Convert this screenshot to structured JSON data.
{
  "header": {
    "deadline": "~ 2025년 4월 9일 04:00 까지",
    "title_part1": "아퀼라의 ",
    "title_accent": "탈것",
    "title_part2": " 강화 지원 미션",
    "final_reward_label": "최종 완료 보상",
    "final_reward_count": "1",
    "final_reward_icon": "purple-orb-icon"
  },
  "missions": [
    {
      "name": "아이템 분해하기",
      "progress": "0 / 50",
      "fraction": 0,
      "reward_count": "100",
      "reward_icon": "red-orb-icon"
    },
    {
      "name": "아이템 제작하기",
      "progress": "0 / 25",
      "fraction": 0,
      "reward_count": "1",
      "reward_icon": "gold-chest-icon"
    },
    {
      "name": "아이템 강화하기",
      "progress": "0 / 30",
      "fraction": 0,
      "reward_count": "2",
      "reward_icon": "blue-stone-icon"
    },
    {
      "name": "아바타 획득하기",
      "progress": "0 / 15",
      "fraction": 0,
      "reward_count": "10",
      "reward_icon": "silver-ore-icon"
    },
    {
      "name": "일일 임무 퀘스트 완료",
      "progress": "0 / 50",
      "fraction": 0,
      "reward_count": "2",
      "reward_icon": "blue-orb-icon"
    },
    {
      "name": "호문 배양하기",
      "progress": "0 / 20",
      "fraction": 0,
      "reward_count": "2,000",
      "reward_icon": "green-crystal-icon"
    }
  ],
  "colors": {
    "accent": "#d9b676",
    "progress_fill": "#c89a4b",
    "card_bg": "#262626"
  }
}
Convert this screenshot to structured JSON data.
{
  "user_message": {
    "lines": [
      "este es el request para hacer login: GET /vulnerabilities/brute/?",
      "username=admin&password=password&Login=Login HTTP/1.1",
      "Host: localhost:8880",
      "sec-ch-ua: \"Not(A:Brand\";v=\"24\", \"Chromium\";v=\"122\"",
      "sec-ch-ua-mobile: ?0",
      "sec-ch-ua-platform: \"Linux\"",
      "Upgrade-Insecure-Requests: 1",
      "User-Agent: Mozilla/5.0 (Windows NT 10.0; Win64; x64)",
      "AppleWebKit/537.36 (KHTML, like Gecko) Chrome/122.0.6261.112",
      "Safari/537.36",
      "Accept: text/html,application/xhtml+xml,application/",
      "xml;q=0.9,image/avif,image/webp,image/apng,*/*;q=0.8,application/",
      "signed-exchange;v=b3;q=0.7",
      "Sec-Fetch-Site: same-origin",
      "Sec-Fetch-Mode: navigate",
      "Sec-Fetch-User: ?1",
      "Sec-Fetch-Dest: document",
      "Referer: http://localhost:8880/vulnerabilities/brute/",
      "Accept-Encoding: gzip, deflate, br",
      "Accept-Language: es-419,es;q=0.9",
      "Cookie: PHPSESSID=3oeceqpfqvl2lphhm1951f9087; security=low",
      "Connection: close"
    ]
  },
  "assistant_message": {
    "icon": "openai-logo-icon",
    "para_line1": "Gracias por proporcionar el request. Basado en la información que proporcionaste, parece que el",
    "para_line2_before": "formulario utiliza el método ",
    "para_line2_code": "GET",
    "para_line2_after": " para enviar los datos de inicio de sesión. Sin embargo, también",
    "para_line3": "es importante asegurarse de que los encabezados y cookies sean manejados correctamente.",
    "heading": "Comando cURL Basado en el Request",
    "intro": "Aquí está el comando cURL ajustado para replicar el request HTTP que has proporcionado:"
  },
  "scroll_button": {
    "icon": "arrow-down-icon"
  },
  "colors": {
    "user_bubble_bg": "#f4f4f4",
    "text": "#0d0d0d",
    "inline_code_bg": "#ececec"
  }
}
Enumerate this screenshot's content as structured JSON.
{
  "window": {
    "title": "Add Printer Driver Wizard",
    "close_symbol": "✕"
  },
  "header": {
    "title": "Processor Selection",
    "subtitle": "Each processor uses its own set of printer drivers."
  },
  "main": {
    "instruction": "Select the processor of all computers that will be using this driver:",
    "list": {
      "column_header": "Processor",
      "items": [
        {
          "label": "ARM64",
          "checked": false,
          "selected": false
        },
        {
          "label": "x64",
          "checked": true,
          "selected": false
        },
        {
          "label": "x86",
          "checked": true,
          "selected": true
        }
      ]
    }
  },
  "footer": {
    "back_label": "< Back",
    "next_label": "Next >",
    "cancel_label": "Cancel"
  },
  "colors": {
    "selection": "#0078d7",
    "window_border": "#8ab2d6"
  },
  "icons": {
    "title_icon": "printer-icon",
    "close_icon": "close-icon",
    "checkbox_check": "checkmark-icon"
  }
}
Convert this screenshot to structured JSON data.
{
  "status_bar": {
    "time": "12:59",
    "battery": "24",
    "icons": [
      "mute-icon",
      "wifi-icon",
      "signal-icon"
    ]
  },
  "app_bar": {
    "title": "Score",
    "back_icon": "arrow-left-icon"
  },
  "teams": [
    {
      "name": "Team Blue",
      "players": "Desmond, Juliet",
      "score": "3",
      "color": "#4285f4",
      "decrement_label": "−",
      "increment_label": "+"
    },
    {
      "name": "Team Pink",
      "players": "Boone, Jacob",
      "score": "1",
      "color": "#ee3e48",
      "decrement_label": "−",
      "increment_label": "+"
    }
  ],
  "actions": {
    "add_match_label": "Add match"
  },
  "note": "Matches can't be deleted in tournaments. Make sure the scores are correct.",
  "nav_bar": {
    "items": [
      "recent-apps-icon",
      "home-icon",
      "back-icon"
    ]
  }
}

::::::::::

▶ _Exercise description_: Take the data above and return it exactly.

▶ _Exercise response_:
Convert this screenshot to structured JSON data.
{
  "header": {
    "deadline": "~ 2025년 4월 9일 04:00 까지",
    "title_part1": "아퀼라의 ",
    "title_accent": "탈것",
    "title_part2": " 강화 지원 미션",
    "final_reward_label": "최종 완료 보상",
    "final_reward_count": "1",
    "final_reward_icon": "purple-orb-icon"
  },
  "missions": [
    {
      "name": "아이템 분해하기",
      "progress": "0 / 50",
      "fraction": 0,
      "reward_count": "100",
      "reward_icon": "red-orb-icon"
    },
    {
      "name": "아이템 제작하기",
      "progress": "0 / 25",
      "fraction": 0,
      "reward_count": "1",
      "reward_icon": "gold-chest-icon"
    },
    {
      "name": "아이템 강화하기",
      "progress": "0 / 30",
      "fraction": 0,
      "reward_count": "2",
      "reward_icon": "blue-stone-icon"
    },
    {
      "name": "아바타 획득하기",
      "progress": "0 / 15",
      "fraction": 0,
      "reward_count": "10",
      "reward_icon": "silver-ore-icon"
    },
    {
      "name": "일일 임무 퀘스트 완료",
      "progress": "0 / 50",
      "fraction": 0,
      "reward_count": "2",
      "reward_icon": "blue-orb-icon"
    },
    {
      "name": "호문 배양하기",
      "progress": "0 / 20",
      "fraction": 0,
      "reward_count": "2,000",
      "reward_icon": "green-crystal-icon"
    }
  ],
  "colors": {
    "accent": "#d9b676",
    "progress_fill": "#c89a4b",
    "card_bg": "#262626"
  }
}
Convert this screenshot to structured JSON data.
{
  "user_message": {
    "lines": [
      "este es el request para hacer login: GET /vulnerabilities/brute/?",
      "username=admin&password=password&Login=Login HTTP/1.1",
      "Host: localhost:8880",
      "sec-ch-ua: \"Not(A:Brand\";v=\"24\", \"Chromium\";v=\"122\"",
      "sec-ch-ua-mobile: ?0",
      "sec-ch-ua-platform: \"Linux\"",
      "Upgrade-Insecure-Requests: 1",
      "User-Agent: Mozilla/5.0 (Windows NT 10.0; Win64; x64)",
      "AppleWebKit/537.36 (KHTML, like Gecko) Chrome/122.0.6261.112",
      "Safari/537.36",
      "Accept: text/html,application/xhtml+xml,application/",
      "xml;q=0.9,image/avif,image/webp,image/apng,*/*;q=0.8,application/",
      "signed-exchange;v=b3;q=0.7",
      "Sec-Fetch-Site: same-origin",
      "Sec-Fetch-Mode: navigate",
      "Sec-Fetch-User: ?1",
      "Sec-Fetch-Dest: document",
      "Referer: http://localhost:8880/vulnerabilities/brute/",
      "Accept-Encoding: gzip, deflate, br",
      "Accept-Language: es-419,es;q=0.9",
      "Cookie: PHPSESSID=3oeceqpfqvl2lphhm1951f9087; security=low",
      "Connection: close"
    ]
  },
  "assistant_message": {
    "icon": "openai-logo-icon",
    "para_line1": "Gracias por proporcionar el request. Basado en la información que proporcionaste, parece que el",
    "para_line2_before": "formulario utiliza el método ",
    "para_line2_code": "GET",
    "para_line2_after": " para enviar los datos de inicio de sesión. Sin embargo, también",
    "para_line3": "es importante asegurarse de que los encabezados y cookies sean manejados correctamente.",
    "heading": "Comando cURL Basado en el Request",
    "intro": "Aquí está el comando cURL ajustado para replicar el request HTTP que has proporcionado:"
  },
  "scroll_button": {
    "icon": "arrow-down-icon"
  },
  "colors": {
    "user_bubble_bg": "#f4f4f4",
    "text": "#0d0d0d",
    "inline_code_bg": "#ececec"
  }
}
Enumerate this screenshot's content as structured JSON.
{
  "window": {
    "title": "Add Printer Driver Wizard",
    "close_symbol": "✕"
  },
  "header": {
    "title": "Processor Selection",
    "subtitle": "Each processor uses its own set of printer drivers."
  },
  "main": {
    "instruction": "Select the processor of all computers that will be using this driver:",
    "list": {
      "column_header": "Processor",
      "items": [
        {
          "label": "ARM64",
          "checked": false,
          "selected": false
        },
        {
          "label": "x64",
          "checked": true,
          "selected": false
        },
        {
          "label": "x86",
          "checked": true,
          "selected": true
        }
      ]
    }
  },
  "footer": {
    "back_label": "< Back",
    "next_label": "Next >",
    "cancel_label": "Cancel"
  },
  "colors": {
    "selection": "#0078d7",
    "window_border": "#8ab2d6"
  },
  "icons": {
    "title_icon": "printer-icon",
    "close_icon": "close-icon",
    "checkbox_check": "checkmark-icon"
  }
}
Convert this screenshot to structured JSON data.
{
  "status_bar": {
    "time": "12:59",
    "battery": "24",
    "icons": [
      "mute-icon",
      "wifi-icon",
      "signal-icon"
    ]
  },
  "app_bar": {
    "title": "Score",
    "back_icon": "arrow-left-icon"
  },
  "teams": [
    {
      "name": "Team Blue",
      "players": "Desmond, Juliet",
      "score": "3",
      "color": "#4285f4",
      "decrement_label": "−",
      "increment_label": "+"
    },
    {
      "name": "Team Pink",
      "players": "Boone, Jacob",
      "score": "1",
      "color": "#ee3e48",
      "decrement_label": "−",
      "increment_label": "+"
    }
  ],
  "actions": {
    "add_match_label": "Add match"
  },
  "note": "Matches can't be deleted in tournaments. Make sure the scores are correct.",
  "nav_bar": {
    "items": [
      "recent-apps-icon",
      "home-icon",
      "back-icon"
    ]
  }
}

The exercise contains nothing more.